▶ Exercise description
Exactly as written, please set down all of the entries again, with no pictures.

▶ Record excerpts
+++

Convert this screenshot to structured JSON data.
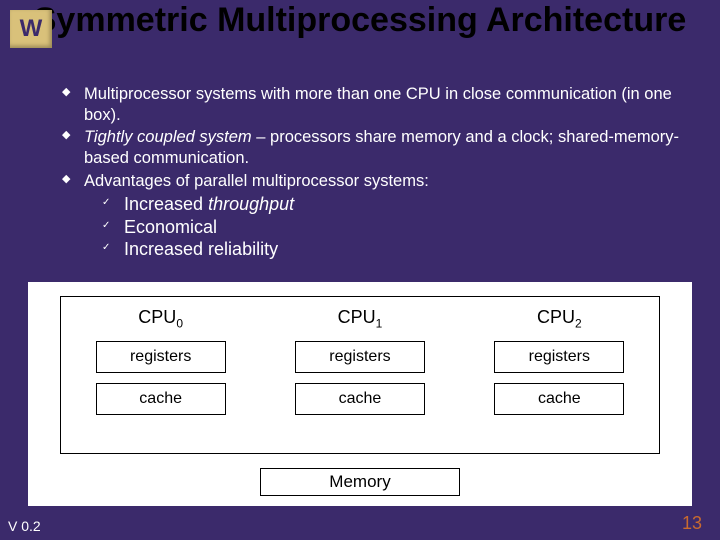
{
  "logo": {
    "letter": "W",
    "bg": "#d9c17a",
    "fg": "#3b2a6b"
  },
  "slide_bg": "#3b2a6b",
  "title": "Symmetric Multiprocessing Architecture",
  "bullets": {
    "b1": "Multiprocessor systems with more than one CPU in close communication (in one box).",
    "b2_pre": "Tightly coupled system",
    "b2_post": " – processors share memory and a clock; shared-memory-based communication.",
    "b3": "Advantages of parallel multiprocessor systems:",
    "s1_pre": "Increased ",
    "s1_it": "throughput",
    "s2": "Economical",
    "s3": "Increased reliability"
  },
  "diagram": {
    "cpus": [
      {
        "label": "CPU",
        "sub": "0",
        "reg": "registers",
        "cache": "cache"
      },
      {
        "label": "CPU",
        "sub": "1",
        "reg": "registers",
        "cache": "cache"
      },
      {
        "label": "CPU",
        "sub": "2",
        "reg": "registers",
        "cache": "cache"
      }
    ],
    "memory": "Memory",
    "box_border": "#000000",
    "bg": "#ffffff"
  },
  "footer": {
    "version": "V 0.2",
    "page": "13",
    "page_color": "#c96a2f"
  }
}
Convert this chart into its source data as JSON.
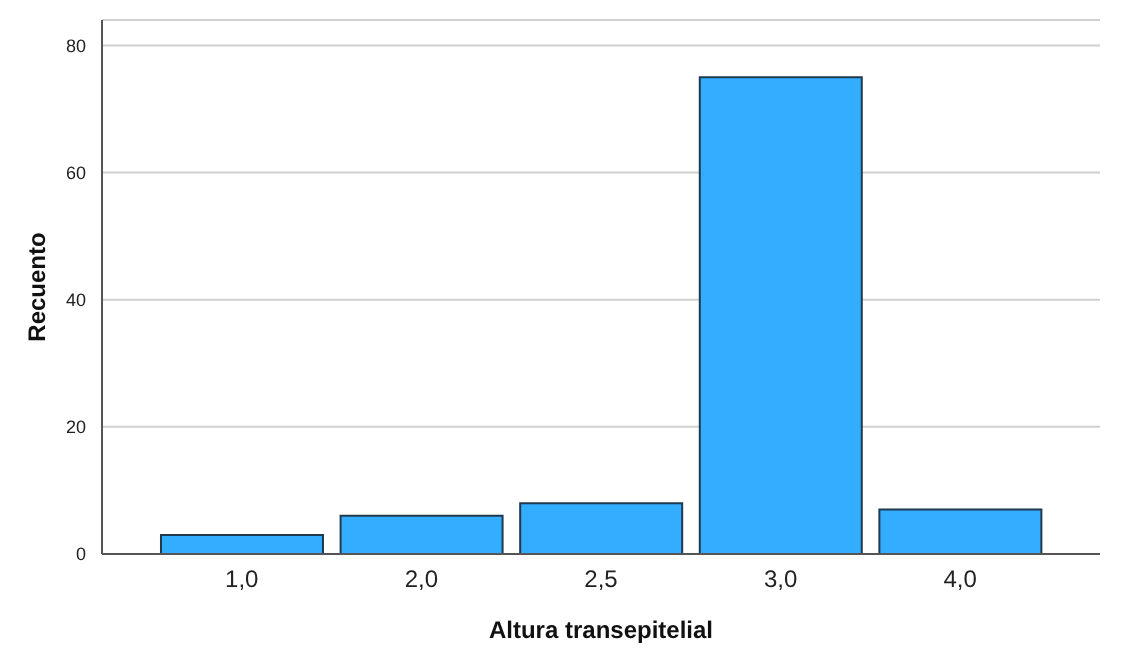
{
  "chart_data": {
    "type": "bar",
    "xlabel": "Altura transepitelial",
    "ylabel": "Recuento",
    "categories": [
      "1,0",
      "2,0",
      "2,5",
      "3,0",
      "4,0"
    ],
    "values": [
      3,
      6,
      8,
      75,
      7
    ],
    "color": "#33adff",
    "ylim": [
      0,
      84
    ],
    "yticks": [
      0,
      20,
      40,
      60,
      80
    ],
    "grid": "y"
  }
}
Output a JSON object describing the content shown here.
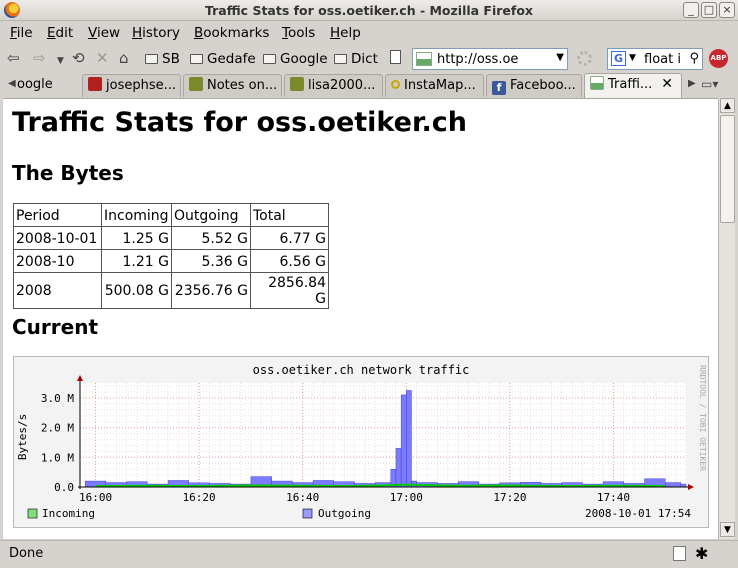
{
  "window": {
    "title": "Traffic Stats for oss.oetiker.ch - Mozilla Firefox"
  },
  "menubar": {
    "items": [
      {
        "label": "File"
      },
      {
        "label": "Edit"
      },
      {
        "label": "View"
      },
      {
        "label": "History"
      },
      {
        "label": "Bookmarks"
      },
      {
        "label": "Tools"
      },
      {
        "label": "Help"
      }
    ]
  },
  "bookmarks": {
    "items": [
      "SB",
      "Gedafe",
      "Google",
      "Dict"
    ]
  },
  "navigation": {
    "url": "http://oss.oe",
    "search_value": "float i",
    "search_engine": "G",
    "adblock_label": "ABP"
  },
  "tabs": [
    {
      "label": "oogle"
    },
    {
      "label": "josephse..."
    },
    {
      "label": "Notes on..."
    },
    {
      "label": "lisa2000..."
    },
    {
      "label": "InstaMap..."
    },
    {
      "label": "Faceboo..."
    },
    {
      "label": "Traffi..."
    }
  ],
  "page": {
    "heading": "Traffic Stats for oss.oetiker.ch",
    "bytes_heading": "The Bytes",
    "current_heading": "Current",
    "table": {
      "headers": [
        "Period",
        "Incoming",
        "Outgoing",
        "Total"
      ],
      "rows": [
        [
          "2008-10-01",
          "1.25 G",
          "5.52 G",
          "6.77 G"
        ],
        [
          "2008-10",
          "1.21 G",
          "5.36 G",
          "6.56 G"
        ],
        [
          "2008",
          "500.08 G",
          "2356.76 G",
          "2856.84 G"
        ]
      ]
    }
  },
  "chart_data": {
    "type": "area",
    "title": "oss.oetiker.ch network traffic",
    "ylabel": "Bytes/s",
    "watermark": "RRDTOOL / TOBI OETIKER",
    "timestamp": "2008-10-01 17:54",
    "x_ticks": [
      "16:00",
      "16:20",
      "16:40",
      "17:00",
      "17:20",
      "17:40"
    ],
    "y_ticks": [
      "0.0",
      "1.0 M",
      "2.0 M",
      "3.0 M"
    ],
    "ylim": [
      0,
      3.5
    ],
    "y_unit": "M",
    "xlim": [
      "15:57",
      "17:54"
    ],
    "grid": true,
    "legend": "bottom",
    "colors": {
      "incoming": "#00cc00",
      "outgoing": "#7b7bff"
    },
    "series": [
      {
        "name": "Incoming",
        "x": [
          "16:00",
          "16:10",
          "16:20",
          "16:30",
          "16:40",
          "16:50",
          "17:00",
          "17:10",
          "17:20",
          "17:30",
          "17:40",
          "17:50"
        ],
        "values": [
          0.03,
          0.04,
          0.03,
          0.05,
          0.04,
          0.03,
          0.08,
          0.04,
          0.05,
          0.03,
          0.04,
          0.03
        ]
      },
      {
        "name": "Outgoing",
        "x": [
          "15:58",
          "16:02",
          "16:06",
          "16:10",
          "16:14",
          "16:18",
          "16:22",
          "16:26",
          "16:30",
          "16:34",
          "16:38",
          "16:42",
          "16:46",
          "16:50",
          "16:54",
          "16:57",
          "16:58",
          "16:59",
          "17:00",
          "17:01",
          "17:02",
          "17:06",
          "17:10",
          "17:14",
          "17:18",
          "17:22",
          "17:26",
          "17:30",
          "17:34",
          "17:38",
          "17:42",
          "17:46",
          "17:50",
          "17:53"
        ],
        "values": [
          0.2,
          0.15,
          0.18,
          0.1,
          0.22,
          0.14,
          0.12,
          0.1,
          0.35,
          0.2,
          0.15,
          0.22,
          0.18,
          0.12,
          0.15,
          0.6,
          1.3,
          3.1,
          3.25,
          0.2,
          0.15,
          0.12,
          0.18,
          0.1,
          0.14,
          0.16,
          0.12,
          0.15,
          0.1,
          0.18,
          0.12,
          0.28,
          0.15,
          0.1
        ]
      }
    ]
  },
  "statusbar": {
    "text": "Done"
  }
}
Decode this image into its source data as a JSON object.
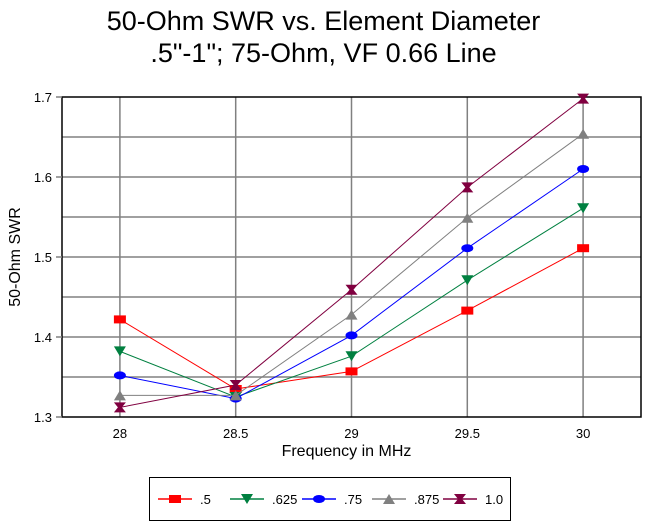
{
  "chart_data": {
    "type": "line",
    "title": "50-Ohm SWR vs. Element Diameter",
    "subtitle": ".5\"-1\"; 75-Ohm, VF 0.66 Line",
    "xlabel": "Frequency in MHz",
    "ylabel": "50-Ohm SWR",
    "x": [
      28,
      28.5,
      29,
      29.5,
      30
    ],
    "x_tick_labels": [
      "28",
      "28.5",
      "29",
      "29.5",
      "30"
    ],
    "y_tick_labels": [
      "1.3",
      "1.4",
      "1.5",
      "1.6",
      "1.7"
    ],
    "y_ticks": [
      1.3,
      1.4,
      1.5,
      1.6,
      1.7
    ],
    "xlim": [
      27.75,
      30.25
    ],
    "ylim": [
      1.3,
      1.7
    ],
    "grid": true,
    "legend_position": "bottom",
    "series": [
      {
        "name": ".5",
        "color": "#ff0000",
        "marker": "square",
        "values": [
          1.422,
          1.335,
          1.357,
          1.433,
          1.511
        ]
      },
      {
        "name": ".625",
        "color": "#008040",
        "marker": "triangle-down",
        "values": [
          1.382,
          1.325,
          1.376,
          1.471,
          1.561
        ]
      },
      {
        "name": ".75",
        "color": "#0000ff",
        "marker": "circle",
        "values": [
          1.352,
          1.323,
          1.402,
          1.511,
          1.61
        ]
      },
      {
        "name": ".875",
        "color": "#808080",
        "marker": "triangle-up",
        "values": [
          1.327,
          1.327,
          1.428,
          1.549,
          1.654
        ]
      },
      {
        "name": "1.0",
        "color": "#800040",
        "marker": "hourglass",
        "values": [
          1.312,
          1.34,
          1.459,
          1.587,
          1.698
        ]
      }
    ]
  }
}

+++

▶ Solution below
Convert this screenshot to structured JSON data.
{
  "logo": {
    "letter": "W",
    "bg": "#d9c17a",
    "fg": "#3b2a6b"
  },
  "slide_bg": "#3b2a6b",
  "title": "Symmetric Multiprocessing Architecture",
  "bullets": {
    "b1": "Multiprocessor systems with more than one CPU in close communication (in one box).",
    "b2_pre": "Tightly coupled system",
    "b2_post": " – processors share memory and a clock; shared-memory-based communication.",
    "b3": "Advantages of parallel multiprocessor systems:",
    "s1_pre": "Increased ",
    "s1_it": "throughput",
    "s2": "Economical",
    "s3": "Increased reliability"
  },
  "diagram": {
    "cpus": [
      {
        "label": "CPU",
        "sub": "0",
        "reg": "registers",
        "cache": "cache"
      },
      {
        "label": "CPU",
        "sub": "1",
        "reg": "registers",
        "cache": "cache"
      },
      {
        "label": "CPU",
        "sub": "2",
        "reg": "registers",
        "cache": "cache"
      }
    ],
    "memory": "Memory",
    "box_border": "#000000",
    "bg": "#ffffff"
  },
  "footer": {
    "version": "V 0.2",
    "page": "13",
    "page_color": "#c96a2f"
  }
}
Convert this chart into its source data as JSON.
{
  "chart_data": {
    "type": "bar",
    "xlabel": "Altura transepitelial",
    "ylabel": "Recuento",
    "categories": [
      "1,0",
      "2,0",
      "2,5",
      "3,0",
      "4,0"
    ],
    "values": [
      3,
      6,
      8,
      75,
      7
    ],
    "color": "#33adff",
    "ylim": [
      0,
      84
    ],
    "yticks": [
      0,
      20,
      40,
      60,
      80
    ],
    "grid": "y"
  }
}
Output a JSON object describing the content shown here.
{
  "window": {
    "title": "Traffic Stats for oss.oetiker.ch - Mozilla Firefox"
  },
  "menubar": {
    "items": [
      {
        "label": "File"
      },
      {
        "label": "Edit"
      },
      {
        "label": "View"
      },
      {
        "label": "History"
      },
      {
        "label": "Bookmarks"
      },
      {
        "label": "Tools"
      },
      {
        "label": "Help"
      }
    ]
  },
  "bookmarks": {
    "items": [
      "SB",
      "Gedafe",
      "Google",
      "Dict"
    ]
  },
  "navigation": {
    "url": "http://oss.oe",
    "search_value": "float i",
    "search_engine": "G",
    "adblock_label": "ABP"
  },
  "tabs": [
    {
      "label": "oogle"
    },
    {
      "label": "josephse..."
    },
    {
      "label": "Notes on..."
    },
    {
      "label": "lisa2000..."
    },
    {
      "label": "InstaMap..."
    },
    {
      "label": "Faceboo..."
    },
    {
      "label": "Traffi..."
    }
  ],
  "page": {
    "heading": "Traffic Stats for oss.oetiker.ch",
    "bytes_heading": "The Bytes",
    "current_heading": "Current",
    "table": {
      "headers": [
        "Period",
        "Incoming",
        "Outgoing",
        "Total"
      ],
      "rows": [
        [
          "2008-10-01",
          "1.25 G",
          "5.52 G",
          "6.77 G"
        ],
        [
          "2008-10",
          "1.21 G",
          "5.36 G",
          "6.56 G"
        ],
        [
          "2008",
          "500.08 G",
          "2356.76 G",
          "2856.84 G"
        ]
      ]
    }
  },
  "chart_data": {
    "type": "area",
    "title": "oss.oetiker.ch network traffic",
    "ylabel": "Bytes/s",
    "watermark": "RRDTOOL / TOBI OETIKER",
    "timestamp": "2008-10-01 17:54",
    "x_ticks": [
      "16:00",
      "16:20",
      "16:40",
      "17:00",
      "17:20",
      "17:40"
    ],
    "y_ticks": [
      "0.0",
      "1.0 M",
      "2.0 M",
      "3.0 M"
    ],
    "ylim": [
      0,
      3.5
    ],
    "y_unit": "M",
    "xlim": [
      "15:57",
      "17:54"
    ],
    "grid": true,
    "legend": "bottom",
    "colors": {
      "incoming": "#00cc00",
      "outgoing": "#7b7bff"
    },
    "series": [
      {
        "name": "Incoming",
        "x": [
          "16:00",
          "16:10",
          "16:20",
          "16:30",
          "16:40",
          "16:50",
          "17:00",
          "17:10",
          "17:20",
          "17:30",
          "17:40",
          "17:50"
        ],
        "values": [
          0.03,
          0.04,
          0.03,
          0.05,
          0.04,
          0.03,
          0.08,
          0.04,
          0.05,
          0.03,
          0.04,
          0.03
        ]
      },
      {
        "name": "Outgoing",
        "x": [
          "15:58",
          "16:02",
          "16:06",
          "16:10",
          "16:14",
          "16:18",
          "16:22",
          "16:26",
          "16:30",
          "16:34",
          "16:38",
          "16:42",
          "16:46",
          "16:50",
          "16:54",
          "16:57",
          "16:58",
          "16:59",
          "17:00",
          "17:01",
          "17:02",
          "17:06",
          "17:10",
          "17:14",
          "17:18",
          "17:22",
          "17:26",
          "17:30",
          "17:34",
          "17:38",
          "17:42",
          "17:46",
          "17:50",
          "17:53"
        ],
        "values": [
          0.2,
          0.15,
          0.18,
          0.1,
          0.22,
          0.14,
          0.12,
          0.1,
          0.35,
          0.2,
          0.15,
          0.22,
          0.18,
          0.12,
          0.15,
          0.6,
          1.3,
          3.1,
          3.25,
          0.2,
          0.15,
          0.12,
          0.18,
          0.1,
          0.14,
          0.16,
          0.12,
          0.15,
          0.1,
          0.18,
          0.12,
          0.28,
          0.15,
          0.1
        ]
      }
    ]
  },
  "statusbar": {
    "text": "Done"
  }
}
Decode this image into its source data as a JSON object.
{
  "chart_data": {
    "type": "line",
    "title": "50-Ohm SWR vs. Element Diameter",
    "subtitle": ".5\"-1\"; 75-Ohm, VF 0.66 Line",
    "xlabel": "Frequency in MHz",
    "ylabel": "50-Ohm SWR",
    "x": [
      28,
      28.5,
      29,
      29.5,
      30
    ],
    "x_tick_labels": [
      "28",
      "28.5",
      "29",
      "29.5",
      "30"
    ],
    "y_tick_labels": [
      "1.3",
      "1.4",
      "1.5",
      "1.6",
      "1.7"
    ],
    "y_ticks": [
      1.3,
      1.4,
      1.5,
      1.6,
      1.7
    ],
    "xlim": [
      27.75,
      30.25
    ],
    "ylim": [
      1.3,
      1.7
    ],
    "grid": true,
    "legend_position": "bottom",
    "series": [
      {
        "name": ".5",
        "color": "#ff0000",
        "marker": "square",
        "values": [
          1.422,
          1.335,
          1.357,
          1.433,
          1.511
        ]
      },
      {
        "name": ".625",
        "color": "#008040",
        "marker": "triangle-down",
        "values": [
          1.382,
          1.325,
          1.376,
          1.471,
          1.561
        ]
      },
      {
        "name": ".75",
        "color": "#0000ff",
        "marker": "circle",
        "values": [
          1.352,
          1.323,
          1.402,
          1.511,
          1.61
        ]
      },
      {
        "name": ".875",
        "color": "#808080",
        "marker": "triangle-up",
        "values": [
          1.327,
          1.327,
          1.428,
          1.549,
          1.654
        ]
      },
      {
        "name": "1.0",
        "color": "#800040",
        "marker": "hourglass",
        "values": [
          1.312,
          1.34,
          1.459,
          1.587,
          1.698
        ]
      }
    ]
  }
}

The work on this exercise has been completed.